• [Task details] Repeat the listing in full, word for word.

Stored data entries
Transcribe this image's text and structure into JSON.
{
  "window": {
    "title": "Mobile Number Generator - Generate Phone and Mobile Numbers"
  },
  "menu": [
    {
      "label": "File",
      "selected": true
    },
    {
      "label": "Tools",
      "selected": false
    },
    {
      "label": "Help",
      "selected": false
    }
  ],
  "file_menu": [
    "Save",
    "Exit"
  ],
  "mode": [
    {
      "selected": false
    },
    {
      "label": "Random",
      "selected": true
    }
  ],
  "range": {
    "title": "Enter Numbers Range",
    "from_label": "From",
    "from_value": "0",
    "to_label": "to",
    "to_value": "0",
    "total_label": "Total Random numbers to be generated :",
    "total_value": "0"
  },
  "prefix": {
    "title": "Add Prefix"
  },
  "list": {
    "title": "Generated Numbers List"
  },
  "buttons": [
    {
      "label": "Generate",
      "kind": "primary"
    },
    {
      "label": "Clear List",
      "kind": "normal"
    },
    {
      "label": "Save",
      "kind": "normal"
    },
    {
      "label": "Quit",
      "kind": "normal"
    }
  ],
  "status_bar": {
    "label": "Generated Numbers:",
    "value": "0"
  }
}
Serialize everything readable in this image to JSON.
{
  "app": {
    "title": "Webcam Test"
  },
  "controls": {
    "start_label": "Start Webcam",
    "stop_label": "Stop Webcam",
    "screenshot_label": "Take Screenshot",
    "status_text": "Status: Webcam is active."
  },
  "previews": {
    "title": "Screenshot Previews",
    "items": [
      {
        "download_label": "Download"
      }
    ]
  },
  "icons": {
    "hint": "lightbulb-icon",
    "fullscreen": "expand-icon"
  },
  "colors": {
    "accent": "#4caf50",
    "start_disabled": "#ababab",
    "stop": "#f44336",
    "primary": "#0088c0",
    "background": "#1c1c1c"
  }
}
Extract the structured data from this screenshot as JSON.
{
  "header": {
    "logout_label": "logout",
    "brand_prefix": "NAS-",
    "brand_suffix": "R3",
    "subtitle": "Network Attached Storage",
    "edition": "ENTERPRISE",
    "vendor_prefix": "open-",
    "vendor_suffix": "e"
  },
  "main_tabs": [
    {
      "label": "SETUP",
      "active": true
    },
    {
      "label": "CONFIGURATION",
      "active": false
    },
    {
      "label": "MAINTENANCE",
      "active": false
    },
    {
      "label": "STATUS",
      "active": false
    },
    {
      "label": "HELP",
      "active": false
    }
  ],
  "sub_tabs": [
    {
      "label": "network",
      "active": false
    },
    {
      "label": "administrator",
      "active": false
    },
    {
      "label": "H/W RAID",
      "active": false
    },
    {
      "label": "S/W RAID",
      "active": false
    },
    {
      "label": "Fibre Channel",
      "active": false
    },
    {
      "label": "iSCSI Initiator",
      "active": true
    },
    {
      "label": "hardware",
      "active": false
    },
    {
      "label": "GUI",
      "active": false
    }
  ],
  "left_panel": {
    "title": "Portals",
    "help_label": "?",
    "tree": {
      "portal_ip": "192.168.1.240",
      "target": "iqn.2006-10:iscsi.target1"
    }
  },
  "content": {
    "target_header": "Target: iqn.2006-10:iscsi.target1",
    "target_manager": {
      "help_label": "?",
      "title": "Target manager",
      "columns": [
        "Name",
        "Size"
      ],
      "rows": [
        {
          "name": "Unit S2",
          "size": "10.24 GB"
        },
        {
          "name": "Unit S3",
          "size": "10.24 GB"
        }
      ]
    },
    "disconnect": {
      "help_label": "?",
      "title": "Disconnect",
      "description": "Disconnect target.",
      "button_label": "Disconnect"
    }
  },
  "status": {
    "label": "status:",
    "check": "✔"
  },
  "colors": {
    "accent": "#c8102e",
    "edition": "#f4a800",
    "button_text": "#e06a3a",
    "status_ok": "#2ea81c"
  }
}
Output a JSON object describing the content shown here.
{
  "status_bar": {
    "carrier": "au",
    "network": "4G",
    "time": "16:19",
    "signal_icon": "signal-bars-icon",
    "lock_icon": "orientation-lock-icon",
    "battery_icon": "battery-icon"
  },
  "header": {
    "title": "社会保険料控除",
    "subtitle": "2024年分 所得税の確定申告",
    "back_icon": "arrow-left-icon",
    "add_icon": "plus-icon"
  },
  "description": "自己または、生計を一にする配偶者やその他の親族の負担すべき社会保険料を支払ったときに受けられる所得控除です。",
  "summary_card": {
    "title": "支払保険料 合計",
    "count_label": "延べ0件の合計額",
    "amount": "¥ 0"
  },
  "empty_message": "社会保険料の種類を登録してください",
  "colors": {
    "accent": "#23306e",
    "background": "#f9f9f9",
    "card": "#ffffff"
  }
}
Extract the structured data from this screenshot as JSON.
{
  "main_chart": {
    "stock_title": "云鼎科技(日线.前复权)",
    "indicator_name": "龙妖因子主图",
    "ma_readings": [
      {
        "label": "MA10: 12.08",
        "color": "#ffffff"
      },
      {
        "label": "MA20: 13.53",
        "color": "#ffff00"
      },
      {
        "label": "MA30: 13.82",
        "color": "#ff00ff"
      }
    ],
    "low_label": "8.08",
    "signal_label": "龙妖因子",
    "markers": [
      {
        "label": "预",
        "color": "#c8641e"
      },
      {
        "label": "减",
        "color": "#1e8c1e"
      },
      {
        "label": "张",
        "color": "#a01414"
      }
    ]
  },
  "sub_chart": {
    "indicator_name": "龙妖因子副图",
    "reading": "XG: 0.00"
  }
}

• [Task solution]
Transcribe this image's text and structure into JSON.
{
  "window": {
    "title": "Mobile Number Generator - Generate Phone and Mobile Numbers"
  },
  "menu": [
    {
      "label": "File",
      "selected": true
    },
    {
      "label": "Tools",
      "selected": false
    },
    {
      "label": "Help",
      "selected": false
    }
  ],
  "file_menu": [
    "Save",
    "Exit"
  ],
  "mode": [
    {
      "selected": false
    },
    {
      "label": "Random",
      "selected": true
    }
  ],
  "range": {
    "title": "Enter Numbers Range",
    "from_label": "From",
    "from_value": "0",
    "to_label": "to",
    "to_value": "0",
    "total_label": "Total Random numbers to be generated :",
    "total_value": "0"
  },
  "prefix": {
    "title": "Add Prefix"
  },
  "list": {
    "title": "Generated Numbers List"
  },
  "buttons": [
    {
      "label": "Generate",
      "kind": "primary"
    },
    {
      "label": "Clear List",
      "kind": "normal"
    },
    {
      "label": "Save",
      "kind": "normal"
    },
    {
      "label": "Quit",
      "kind": "normal"
    }
  ],
  "status_bar": {
    "label": "Generated Numbers:",
    "value": "0"
  }
}
Serialize everything readable in this image to JSON.
{
  "app": {
    "title": "Webcam Test"
  },
  "controls": {
    "start_label": "Start Webcam",
    "stop_label": "Stop Webcam",
    "screenshot_label": "Take Screenshot",
    "status_text": "Status: Webcam is active."
  },
  "previews": {
    "title": "Screenshot Previews",
    "items": [
      {
        "download_label": "Download"
      }
    ]
  },
  "icons": {
    "hint": "lightbulb-icon",
    "fullscreen": "expand-icon"
  },
  "colors": {
    "accent": "#4caf50",
    "start_disabled": "#ababab",
    "stop": "#f44336",
    "primary": "#0088c0",
    "background": "#1c1c1c"
  }
}
Extract the structured data from this screenshot as JSON.
{
  "header": {
    "logout_label": "logout",
    "brand_prefix": "NAS-",
    "brand_suffix": "R3",
    "subtitle": "Network Attached Storage",
    "edition": "ENTERPRISE",
    "vendor_prefix": "open-",
    "vendor_suffix": "e"
  },
  "main_tabs": [
    {
      "label": "SETUP",
      "active": true
    },
    {
      "label": "CONFIGURATION",
      "active": false
    },
    {
      "label": "MAINTENANCE",
      "active": false
    },
    {
      "label": "STATUS",
      "active": false
    },
    {
      "label": "HELP",
      "active": false
    }
  ],
  "sub_tabs": [
    {
      "label": "network",
      "active": false
    },
    {
      "label": "administrator",
      "active": false
    },
    {
      "label": "H/W RAID",
      "active": false
    },
    {
      "label": "S/W RAID",
      "active": false
    },
    {
      "label": "Fibre Channel",
      "active": false
    },
    {
      "label": "iSCSI Initiator",
      "active": true
    },
    {
      "label": "hardware",
      "active": false
    },
    {
      "label": "GUI",
      "active": false
    }
  ],
  "left_panel": {
    "title": "Portals",
    "help_label": "?",
    "tree": {
      "portal_ip": "192.168.1.240",
      "target": "iqn.2006-10:iscsi.target1"
    }
  },
  "content": {
    "target_header": "Target: iqn.2006-10:iscsi.target1",
    "target_manager": {
      "help_label": "?",
      "title": "Target manager",
      "columns": [
        "Name",
        "Size"
      ],
      "rows": [
        {
          "name": "Unit S2",
          "size": "10.24 GB"
        },
        {
          "name": "Unit S3",
          "size": "10.24 GB"
        }
      ]
    },
    "disconnect": {
      "help_label": "?",
      "title": "Disconnect",
      "description": "Disconnect target.",
      "button_label": "Disconnect"
    }
  },
  "status": {
    "label": "status:",
    "check": "✔"
  },
  "colors": {
    "accent": "#c8102e",
    "edition": "#f4a800",
    "button_text": "#e06a3a",
    "status_ok": "#2ea81c"
  }
}
Output a JSON object describing the content shown here.
{
  "status_bar": {
    "carrier": "au",
    "network": "4G",
    "time": "16:19",
    "signal_icon": "signal-bars-icon",
    "lock_icon": "orientation-lock-icon",
    "battery_icon": "battery-icon"
  },
  "header": {
    "title": "社会保険料控除",
    "subtitle": "2024年分 所得税の確定申告",
    "back_icon": "arrow-left-icon",
    "add_icon": "plus-icon"
  },
  "description": "自己または、生計を一にする配偶者やその他の親族の負担すべき社会保険料を支払ったときに受けられる所得控除です。",
  "summary_card": {
    "title": "支払保険料 合計",
    "count_label": "延べ0件の合計額",
    "amount": "¥ 0"
  },
  "empty_message": "社会保険料の種類を登録してください",
  "colors": {
    "accent": "#23306e",
    "background": "#f9f9f9",
    "card": "#ffffff"
  }
}
Extract the structured data from this screenshot as JSON.
{
  "main_chart": {
    "stock_title": "云鼎科技(日线.前复权)",
    "indicator_name": "龙妖因子主图",
    "ma_readings": [
      {
        "label": "MA10: 12.08",
        "color": "#ffffff"
      },
      {
        "label": "MA20: 13.53",
        "color": "#ffff00"
      },
      {
        "label": "MA30: 13.82",
        "color": "#ff00ff"
      }
    ],
    "low_label": "8.08",
    "signal_label": "龙妖因子",
    "markers": [
      {
        "label": "预",
        "color": "#c8641e"
      },
      {
        "label": "减",
        "color": "#1e8c1e"
      },
      {
        "label": "张",
        "color": "#a01414"
      }
    ]
  },
  "sub_chart": {
    "indicator_name": "龙妖因子副图",
    "reading": "XG: 0.00"
  }
}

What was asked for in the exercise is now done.